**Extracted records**
------------------------------

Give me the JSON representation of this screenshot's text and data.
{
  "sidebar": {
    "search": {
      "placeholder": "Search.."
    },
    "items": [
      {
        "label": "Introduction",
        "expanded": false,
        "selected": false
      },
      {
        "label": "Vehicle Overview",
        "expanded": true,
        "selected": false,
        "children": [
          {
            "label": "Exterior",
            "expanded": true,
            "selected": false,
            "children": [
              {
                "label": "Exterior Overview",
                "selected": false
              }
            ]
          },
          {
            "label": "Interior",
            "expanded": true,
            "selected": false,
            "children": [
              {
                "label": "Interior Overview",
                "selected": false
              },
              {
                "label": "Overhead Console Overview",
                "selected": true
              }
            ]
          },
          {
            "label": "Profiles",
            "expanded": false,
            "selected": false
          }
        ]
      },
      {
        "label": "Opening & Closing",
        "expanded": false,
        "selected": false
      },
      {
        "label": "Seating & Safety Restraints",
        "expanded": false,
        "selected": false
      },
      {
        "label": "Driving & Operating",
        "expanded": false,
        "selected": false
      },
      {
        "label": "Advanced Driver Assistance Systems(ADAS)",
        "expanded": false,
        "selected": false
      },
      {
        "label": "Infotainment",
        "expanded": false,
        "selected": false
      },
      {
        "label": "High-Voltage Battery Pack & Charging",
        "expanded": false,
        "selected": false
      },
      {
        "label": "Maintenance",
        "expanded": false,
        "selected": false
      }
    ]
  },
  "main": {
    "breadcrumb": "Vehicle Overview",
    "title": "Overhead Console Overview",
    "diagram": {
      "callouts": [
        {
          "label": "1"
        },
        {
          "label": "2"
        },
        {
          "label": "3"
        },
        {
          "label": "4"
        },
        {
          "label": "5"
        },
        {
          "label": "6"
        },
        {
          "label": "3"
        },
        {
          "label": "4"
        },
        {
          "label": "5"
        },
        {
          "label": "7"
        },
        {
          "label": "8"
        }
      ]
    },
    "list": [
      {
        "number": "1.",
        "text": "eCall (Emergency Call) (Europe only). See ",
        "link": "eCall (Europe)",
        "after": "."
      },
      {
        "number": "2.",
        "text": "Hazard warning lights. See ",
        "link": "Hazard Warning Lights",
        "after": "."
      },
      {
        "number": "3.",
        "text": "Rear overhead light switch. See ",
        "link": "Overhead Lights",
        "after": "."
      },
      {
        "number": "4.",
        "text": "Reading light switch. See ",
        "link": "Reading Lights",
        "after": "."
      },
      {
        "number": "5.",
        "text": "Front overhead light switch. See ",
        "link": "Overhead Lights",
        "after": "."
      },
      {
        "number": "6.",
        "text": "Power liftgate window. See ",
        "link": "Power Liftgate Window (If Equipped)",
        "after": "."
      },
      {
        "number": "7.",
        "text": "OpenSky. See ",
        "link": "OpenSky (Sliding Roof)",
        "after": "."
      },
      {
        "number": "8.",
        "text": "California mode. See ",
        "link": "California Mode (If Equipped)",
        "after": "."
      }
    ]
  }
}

------------------------------

**WRITTEN REQUEST**
Write the data out again in full and exactly.

**OUTPUT**
Give me the JSON representation of this screenshot's text and data.
{
  "sidebar": {
    "search": {
      "placeholder": "Search.."
    },
    "items": [
      {
        "label": "Introduction",
        "expanded": false,
        "selected": false
      },
      {
        "label": "Vehicle Overview",
        "expanded": true,
        "selected": false,
        "children": [
          {
            "label": "Exterior",
            "expanded": true,
            "selected": false,
            "children": [
              {
                "label": "Exterior Overview",
                "selected": false
              }
            ]
          },
          {
            "label": "Interior",
            "expanded": true,
            "selected": false,
            "children": [
              {
                "label": "Interior Overview",
                "selected": false
              },
              {
                "label": "Overhead Console Overview",
                "selected": true
              }
            ]
          },
          {
            "label": "Profiles",
            "expanded": false,
            "selected": false
          }
        ]
      },
      {
        "label": "Opening & Closing",
        "expanded": false,
        "selected": false
      },
      {
        "label": "Seating & Safety Restraints",
        "expanded": false,
        "selected": false
      },
      {
        "label": "Driving & Operating",
        "expanded": false,
        "selected": false
      },
      {
        "label": "Advanced Driver Assistance Systems(ADAS)",
        "expanded": false,
        "selected": false
      },
      {
        "label": "Infotainment",
        "expanded": false,
        "selected": false
      },
      {
        "label": "High-Voltage Battery Pack & Charging",
        "expanded": false,
        "selected": false
      },
      {
        "label": "Maintenance",
        "expanded": false,
        "selected": false
      }
    ]
  },
  "main": {
    "breadcrumb": "Vehicle Overview",
    "title": "Overhead Console Overview",
    "diagram": {
      "callouts": [
        {
          "label": "1"
        },
        {
          "label": "2"
        },
        {
          "label": "3"
        },
        {
          "label": "4"
        },
        {
          "label": "5"
        },
        {
          "label": "6"
        },
        {
          "label": "3"
        },
        {
          "label": "4"
        },
        {
          "label": "5"
        },
        {
          "label": "7"
        },
        {
          "label": "8"
        }
      ]
    },
    "list": [
      {
        "number": "1.",
        "text": "eCall (Emergency Call) (Europe only). See ",
        "link": "eCall (Europe)",
        "after": "."
      },
      {
        "number": "2.",
        "text": "Hazard warning lights. See ",
        "link": "Hazard Warning Lights",
        "after": "."
      },
      {
        "number": "3.",
        "text": "Rear overhead light switch. See ",
        "link": "Overhead Lights",
        "after": "."
      },
      {
        "number": "4.",
        "text": "Reading light switch. See ",
        "link": "Reading Lights",
        "after": "."
      },
      {
        "number": "5.",
        "text": "Front overhead light switch. See ",
        "link": "Overhead Lights",
        "after": "."
      },
      {
        "number": "6.",
        "text": "Power liftgate window. See ",
        "link": "Power Liftgate Window (If Equipped)",
        "after": "."
      },
      {
        "number": "7.",
        "text": "OpenSky. See ",
        "link": "OpenSky (Sliding Roof)",
        "after": "."
      },
      {
        "number": "8.",
        "text": "California mode. See ",
        "link": "California Mode (If Equipped)",
        "after": "."
      }
    ]
  }
}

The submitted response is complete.